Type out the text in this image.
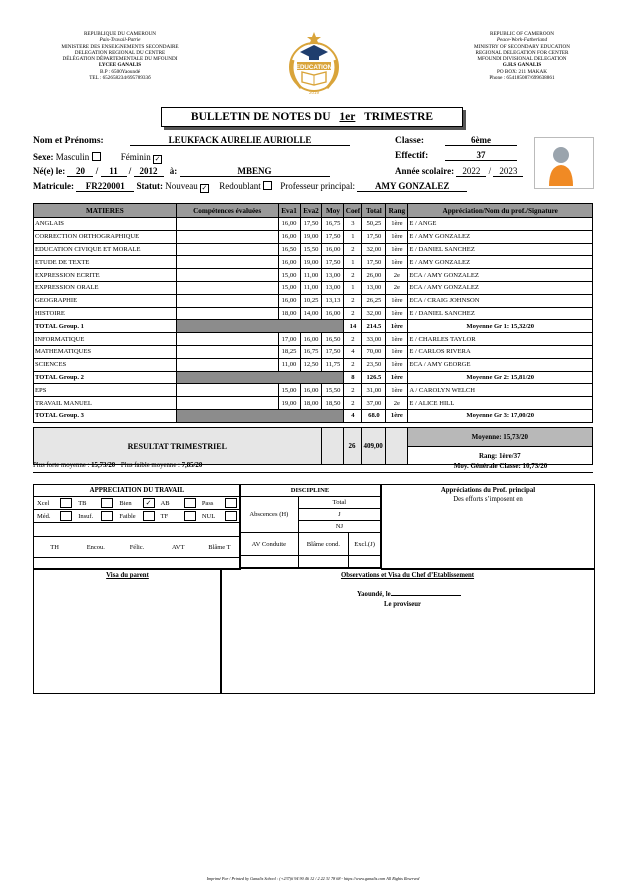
REPUBLIQUE DU CAMEROUN
Paix-Travail-Patrie
MINISTERE DES ENSEIGNEMENTS SECONDAIRE
DELEGATION REGIONAL DU CENTRE
DÉLÉGATION DÉPARTEMENTALE DU MFOUNDI
LYCEE GANALIS
B.P : 6500Yaoundé
TEL : 652658234/69578933б
EDUCATION
2019
REPUBLIC OF CAMEROON
Peace-Work-Fatherland
MINISTRY OF SECONDARY EDUCATION
REGIONAL DELEGATION FOR CENTER
MFOUNDI DIVISIONAL DELEGATION
G.H.S GANALIS
PO BOX: 211 MAKAK
Phone : 654185087/699638861
BULLETIN DE NOTES DU 1er TRIMESTRE
Nom et Prénoms:	LEUKFACK AURELIE AURIOLLE	Classe:	6ème
Sexe: Masculin	Féminin ✓	Effectif:	37
Né(e) le: 20 / 11 / 2012 à:	MBENG	Année scolaire: 2022 / 2023
Matricule: FR220001 Statut: Nouveau ✓ Redoublant Professeur principal: AMY GONZALEZ
MATIERES	Compétences évaluées	Eva1	Eva2	Moy	Coef	Total	Rang	Appréciation/Nom du prof./Signature
ANGLAIS		16,00	17,50	16,75	3	50,25	1ère	E / ANGE
CORRECTION ORTHOGRAPHIQUE		16,00	19,00	17,50	1	17,50	1ère	E / AMY GONZALEZ
EDUCATION CIVIQUE ET MORALE		16,50	15,50	16,00	2	32,00	1ère	E / DANIEL SANCHEZ
ETUDE DE TEXTE		16,00	19,00	17,50	1	17,50	1ère	E / AMY GONZALEZ
EXPRESSION ECRITE		15,00	11,00	13,00	2	26,00	2e	ECA / AMY GONZALEZ
EXPRESSION ORALE		15,00	11,00	13,00	1	13,00	2e	ECA / AMY GONZALEZ
GEOGRAPHIE		16,00	10,25	13,13	2	26,25	1ère	ECA / CRAIG JOHNSON
HISTOIRE		18,00	14,00	16,00	2	32,00	1ère	E / DANIEL SANCHEZ
TOTAL Group. 1					14	214.5	1ère	Moyenne Gr 1: 15,32/20
INFORMATIQUE		17,00	16,00	16,50	2	33,00	1ère	E / CHARLES TAYLOR
MATHEMATIQUES		18,25	16,75	17,50	4	70,00	1ère	E / CARLOS RIVERA
SCIENCES		11,00	12,50	11,75	2	23,50	1ère	ECA / AMY GEORGE
TOTAL Group. 2					8	126.5	1ère	Moyenne Gr 2: 15,81/20
EPS		15,00	16,00	15,50	2	31,00	1ère	A / CAROLYN WELCH
TRAVAIL MANUEL		19,00	18,00	18,50	2	37,00	2e	E / ALICE HILL
TOTAL Group. 3					4	68.0	1ère	Moyenne Gr 3: 17,00/20
RESULTAT TRIMESTRIEL		26	409,00		Moyenne: 15,73/20
Rang: 1ère/37
Plus forte moyenne : 15,73/20 Plus faible moyenne : 7,85/20	Moy. Générale Classe: 10,73/20
APPRECIATION DU TRAVAIL
Xcel	TB	Bien	✓	AB	Pass
Méd.	Insuf.	Faible	TF	NUL
TH	Encou.	Félic.	AVT	Blâme T
DISCIPLINE		
Abscences (H)	Total	
	J	
	NJ	
AV Conduite	Blâme cond.	Excl.(J)

Appréciations du Prof. principal
Des efforts s’imposent en
Visa du parent	Observations et Visa du Chef d’Etablissement
Yaoundé, le
Le proviseur
Imprimé Par / Printed by Ganalis School : (+237)6 94 90 46 12 / 2 22 31 78 68 - https://www.ganalis.com All Rights Reserved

▸ **What the exercise asks**:
Copy the data character for character, but drop all pictures from the copy.

▸ **Task solution**:
Type out the text in this image.
REPUBLIQUE DU CAMEROUN
Paix-Travail-Patrie
MINISTERE DES ENSEIGNEMENTS SECONDAIRE
DELEGATION REGIONAL DU CENTRE
DÉLÉGATION DÉPARTEMENTALE DU MFOUNDI
LYCEE GANALIS
B.P : 6500Yaoundé
TEL : 652658234/69578933б
EDUCATION
2019
REPUBLIC OF CAMEROON
Peace-Work-Fatherland
MINISTRY OF SECONDARY EDUCATION
REGIONAL DELEGATION FOR CENTER
MFOUNDI DIVISIONAL DELEGATION
G.H.S GANALIS
PO BOX: 211 MAKAK
Phone : 654185087/699638861
BULLETIN DE NOTES DU 1er TRIMESTRE
Nom et Prénoms:	LEUKFACK AURELIE AURIOLLE	Classe:	6ème
Sexe: Masculin	Féminin ✓	Effectif:	37
Né(e) le: 20 / 11 / 2012 à:	MBENG	Année scolaire: 2022 / 2023
Matricule: FR220001 Statut: Nouveau ✓ Redoublant Professeur principal: AMY GONZALEZ
MATIERES	Compétences évaluées	Eva1	Eva2	Moy	Coef	Total	Rang	Appréciation/Nom du prof./Signature
ANGLAIS		16,00	17,50	16,75	3	50,25	1ère	E / ANGE
CORRECTION ORTHOGRAPHIQUE		16,00	19,00	17,50	1	17,50	1ère	E / AMY GONZALEZ
EDUCATION CIVIQUE ET MORALE		16,50	15,50	16,00	2	32,00	1ère	E / DANIEL SANCHEZ
ETUDE DE TEXTE		16,00	19,00	17,50	1	17,50	1ère	E / AMY GONZALEZ
EXPRESSION ECRITE		15,00	11,00	13,00	2	26,00	2e	ECA / AMY GONZALEZ
EXPRESSION ORALE		15,00	11,00	13,00	1	13,00	2e	ECA / AMY GONZALEZ
GEOGRAPHIE		16,00	10,25	13,13	2	26,25	1ère	ECA / CRAIG JOHNSON
HISTOIRE		18,00	14,00	16,00	2	32,00	1ère	E / DANIEL SANCHEZ
TOTAL Group. 1					14	214.5	1ère	Moyenne Gr 1: 15,32/20
INFORMATIQUE		17,00	16,00	16,50	2	33,00	1ère	E / CHARLES TAYLOR
MATHEMATIQUES		18,25	16,75	17,50	4	70,00	1ère	E / CARLOS RIVERA
SCIENCES		11,00	12,50	11,75	2	23,50	1ère	ECA / AMY GEORGE
TOTAL Group. 2					8	126.5	1ère	Moyenne Gr 2: 15,81/20
EPS		15,00	16,00	15,50	2	31,00	1ère	A / CAROLYN WELCH
TRAVAIL MANUEL		19,00	18,00	18,50	2	37,00	2e	E / ALICE HILL
TOTAL Group. 3					4	68.0	1ère	Moyenne Gr 3: 17,00/20
RESULTAT TRIMESTRIEL		26	409,00		Moyenne: 15,73/20
Rang: 1ère/37
Plus forte moyenne : 15,73/20 Plus faible moyenne : 7,85/20	Moy. Générale Classe: 10,73/20
APPRECIATION DU TRAVAIL
Xcel	TB	Bien	✓	AB	Pass
Méd.	Insuf.	Faible	TF	NUL
TH	Encou.	Félic.	AVT	Blâme T
DISCIPLINE		
Abscences (H)	Total	
	J	
	NJ	
AV Conduite	Blâme cond.	Excl.(J)

Appréciations du Prof. principal
Des efforts s’imposent en
Visa du parent	Observations et Visa du Chef d’Etablissement
Yaoundé, le
Le proviseur
Imprimé Par / Printed by Ganalis School : (+237)6 94 90 46 12 / 2 22 31 78 68 - https://www.ganalis.com All Rights Reserved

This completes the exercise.